GIVEN PROBLEM:
Without including any images, repeat the data exactly.
>> start SUPPLIED MATERIAL
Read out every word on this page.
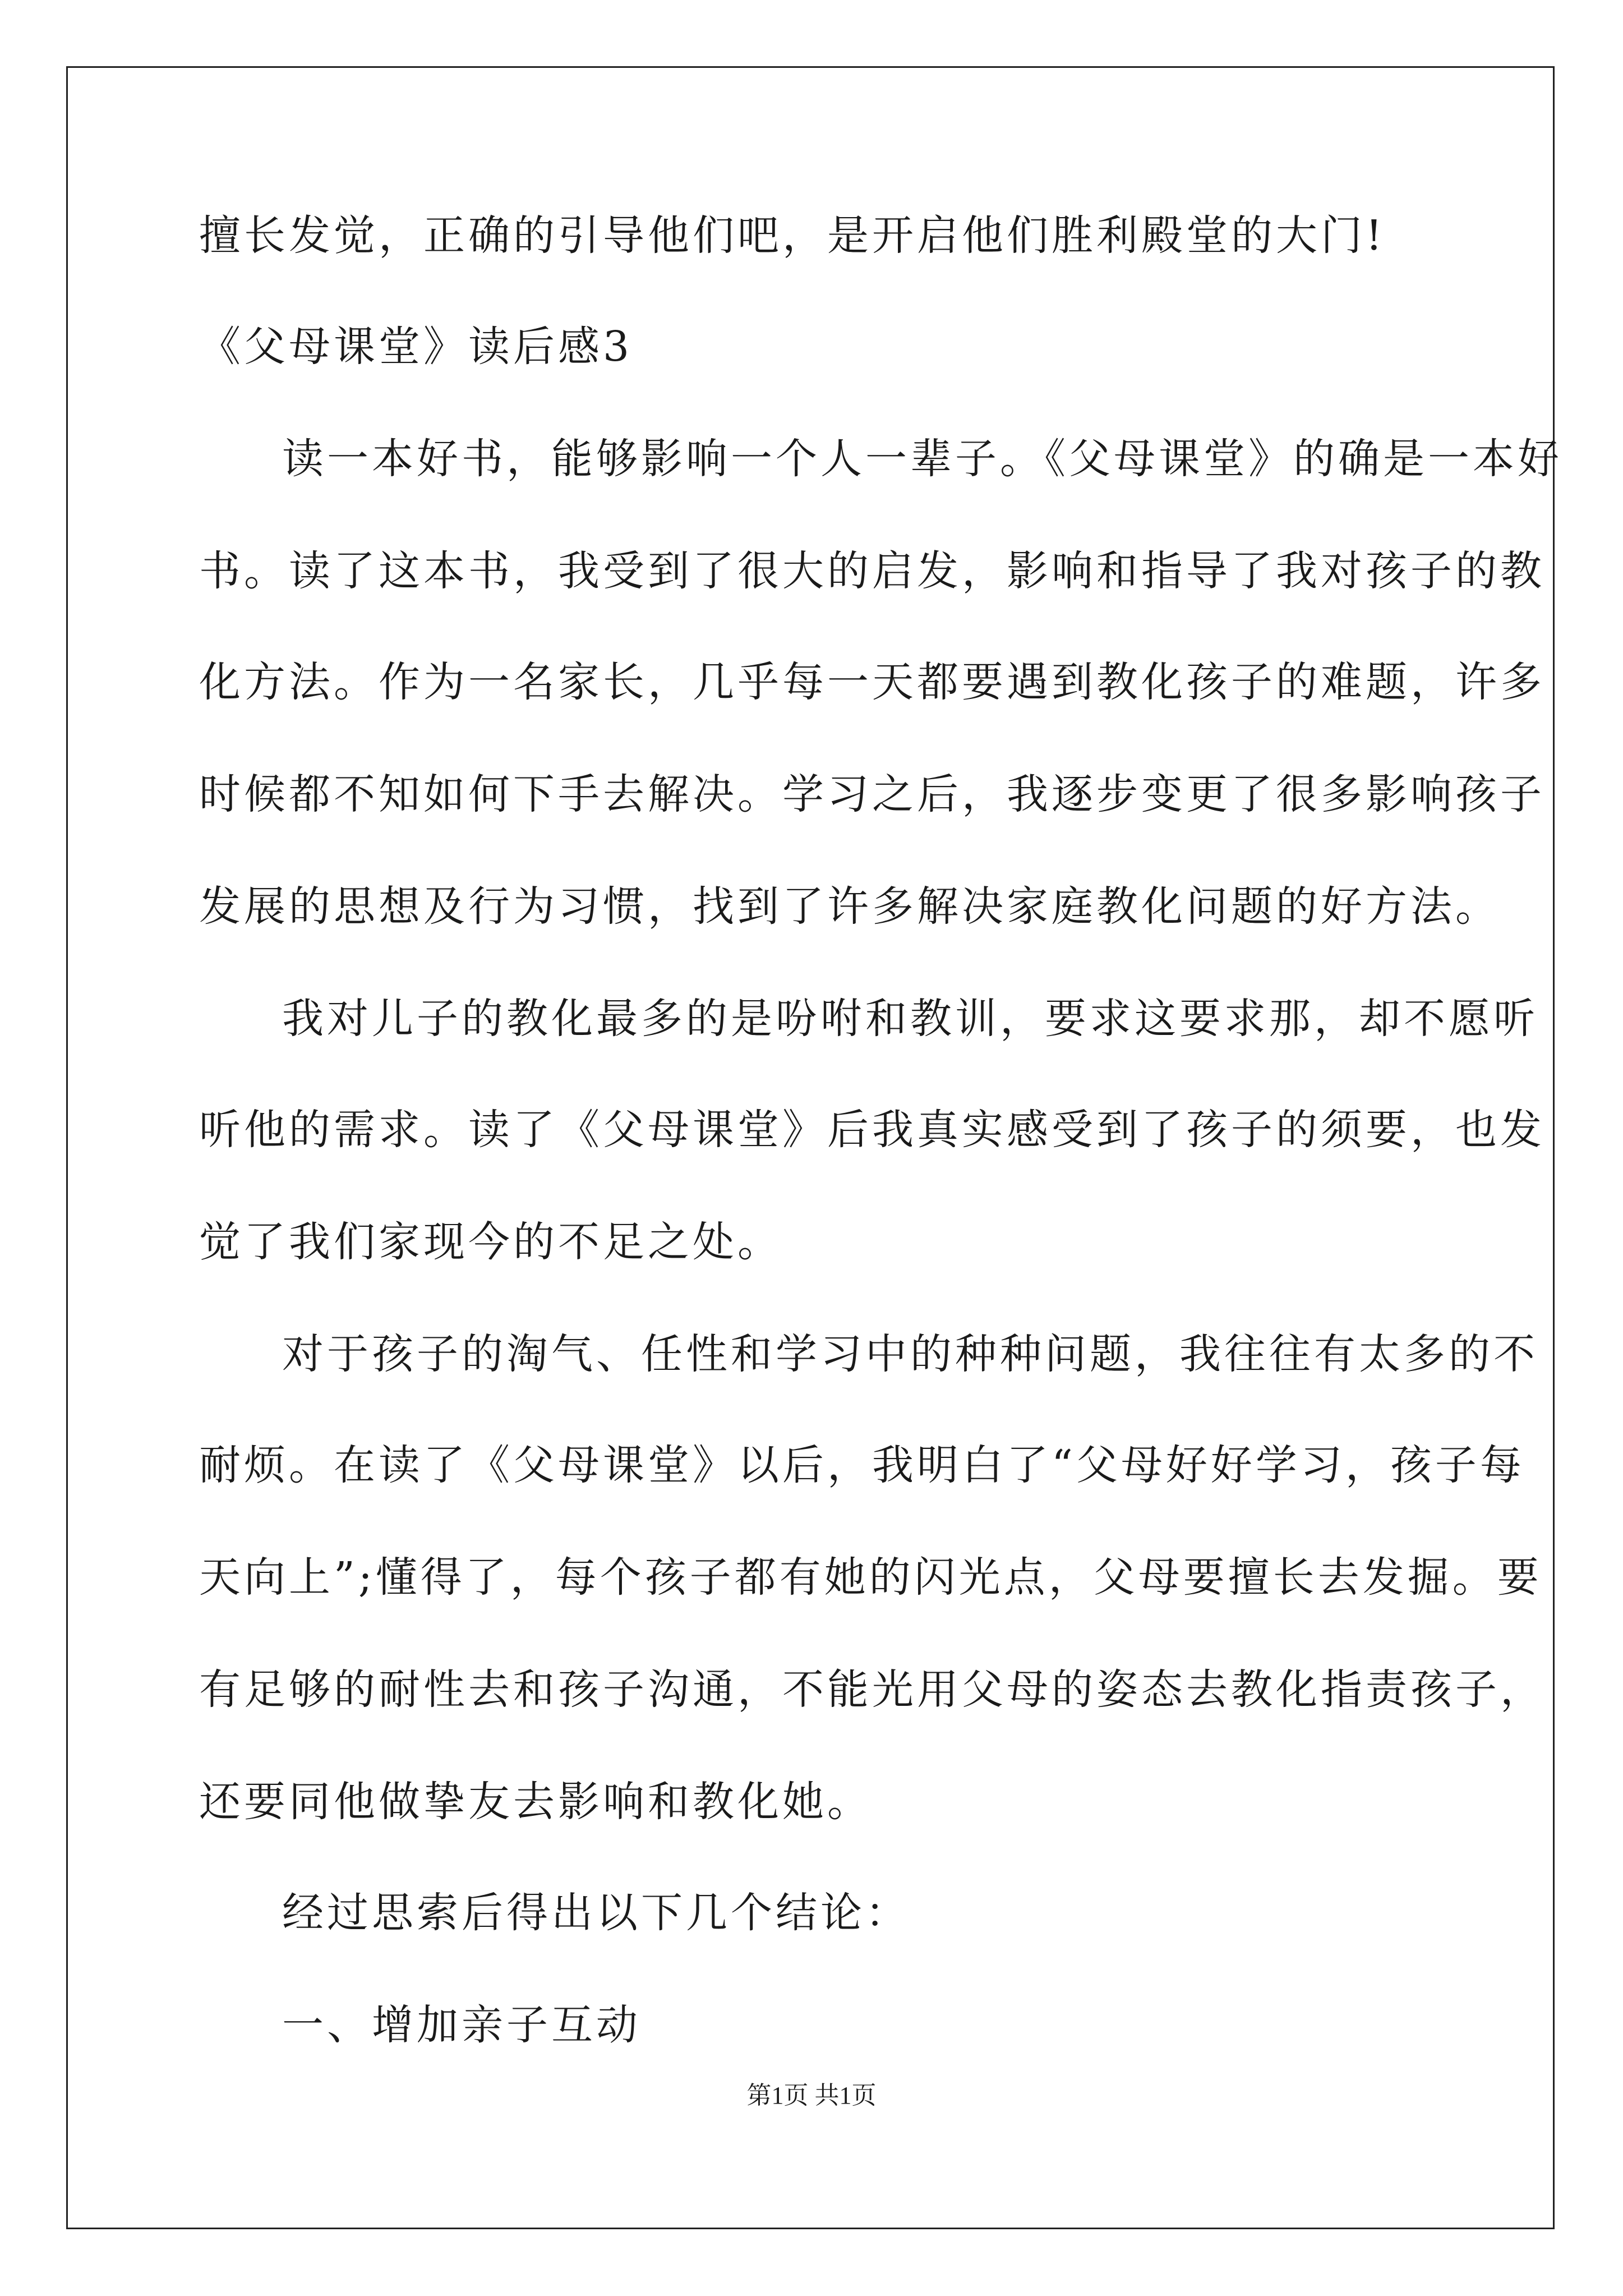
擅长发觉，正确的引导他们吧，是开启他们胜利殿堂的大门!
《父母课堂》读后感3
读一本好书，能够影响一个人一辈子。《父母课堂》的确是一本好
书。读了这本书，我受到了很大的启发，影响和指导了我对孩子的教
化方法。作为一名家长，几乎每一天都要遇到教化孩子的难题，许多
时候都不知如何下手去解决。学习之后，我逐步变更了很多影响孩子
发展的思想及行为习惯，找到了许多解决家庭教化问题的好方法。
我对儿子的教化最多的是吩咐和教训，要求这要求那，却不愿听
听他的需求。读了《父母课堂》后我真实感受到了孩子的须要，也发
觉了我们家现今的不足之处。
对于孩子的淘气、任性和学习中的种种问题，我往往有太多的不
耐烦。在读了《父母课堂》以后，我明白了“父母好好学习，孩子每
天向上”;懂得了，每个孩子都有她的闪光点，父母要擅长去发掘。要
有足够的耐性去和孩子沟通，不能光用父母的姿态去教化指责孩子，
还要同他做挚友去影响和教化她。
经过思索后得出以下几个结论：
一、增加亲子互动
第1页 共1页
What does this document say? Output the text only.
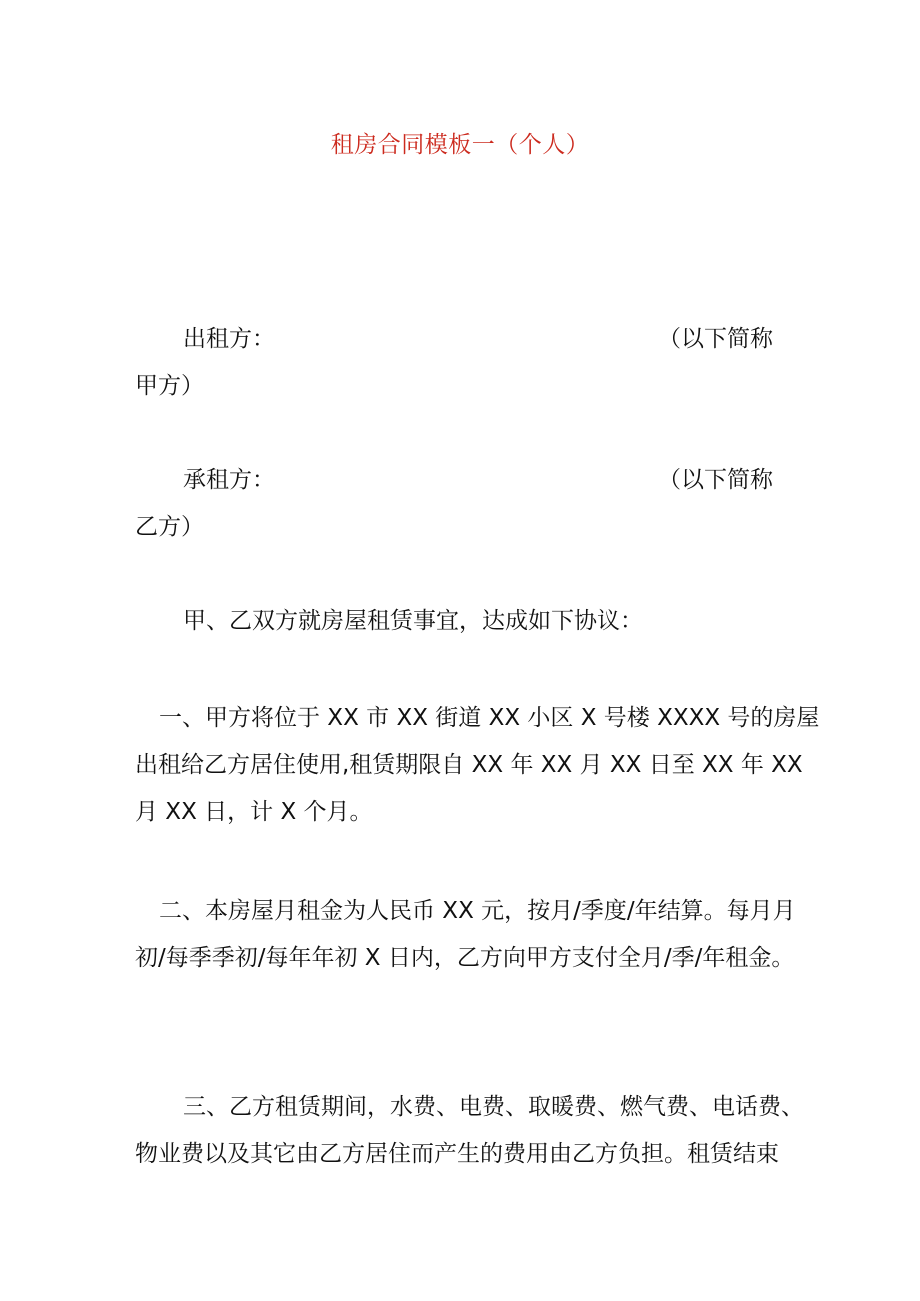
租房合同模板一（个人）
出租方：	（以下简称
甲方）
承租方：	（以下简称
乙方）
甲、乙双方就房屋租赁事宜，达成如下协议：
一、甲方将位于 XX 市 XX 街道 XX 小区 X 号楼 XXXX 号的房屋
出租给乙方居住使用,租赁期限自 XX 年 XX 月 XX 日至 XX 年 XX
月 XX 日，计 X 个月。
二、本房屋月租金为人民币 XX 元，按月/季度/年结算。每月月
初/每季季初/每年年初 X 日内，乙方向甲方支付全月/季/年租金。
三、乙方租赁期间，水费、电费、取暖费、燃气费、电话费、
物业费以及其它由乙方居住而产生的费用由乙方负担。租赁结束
>> end SUPPLIED MATERIAL
ANSWER TO THIS TASK:
Read out every word on this page.
擅长发觉，正确的引导他们吧，是开启他们胜利殿堂的大门!
《父母课堂》读后感3
读一本好书，能够影响一个人一辈子。《父母课堂》的确是一本好
书。读了这本书，我受到了很大的启发，影响和指导了我对孩子的教
化方法。作为一名家长，几乎每一天都要遇到教化孩子的难题，许多
时候都不知如何下手去解决。学习之后，我逐步变更了很多影响孩子
发展的思想及行为习惯，找到了许多解决家庭教化问题的好方法。
我对儿子的教化最多的是吩咐和教训，要求这要求那，却不愿听
听他的需求。读了《父母课堂》后我真实感受到了孩子的须要，也发
觉了我们家现今的不足之处。
对于孩子的淘气、任性和学习中的种种问题，我往往有太多的不
耐烦。在读了《父母课堂》以后，我明白了“父母好好学习，孩子每
天向上”;懂得了，每个孩子都有她的闪光点，父母要擅长去发掘。要
有足够的耐性去和孩子沟通，不能光用父母的姿态去教化指责孩子，
还要同他做挚友去影响和教化她。
经过思索后得出以下几个结论：
一、增加亲子互动
第1页 共1页
What does this document say? Output the text only.
租房合同模板一（个人）
出租方：	（以下简称
甲方）
承租方：	（以下简称
乙方）
甲、乙双方就房屋租赁事宜，达成如下协议：
一、甲方将位于 XX 市 XX 街道 XX 小区 X 号楼 XXXX 号的房屋
出租给乙方居住使用,租赁期限自 XX 年 XX 月 XX 日至 XX 年 XX
月 XX 日，计 X 个月。
二、本房屋月租金为人民币 XX 元，按月/季度/年结算。每月月
初/每季季初/每年年初 X 日内，乙方向甲方支付全月/季/年租金。
三、乙方租赁期间，水费、电费、取暖费、燃气费、电话费、
物业费以及其它由乙方居住而产生的费用由乙方负担。租赁结束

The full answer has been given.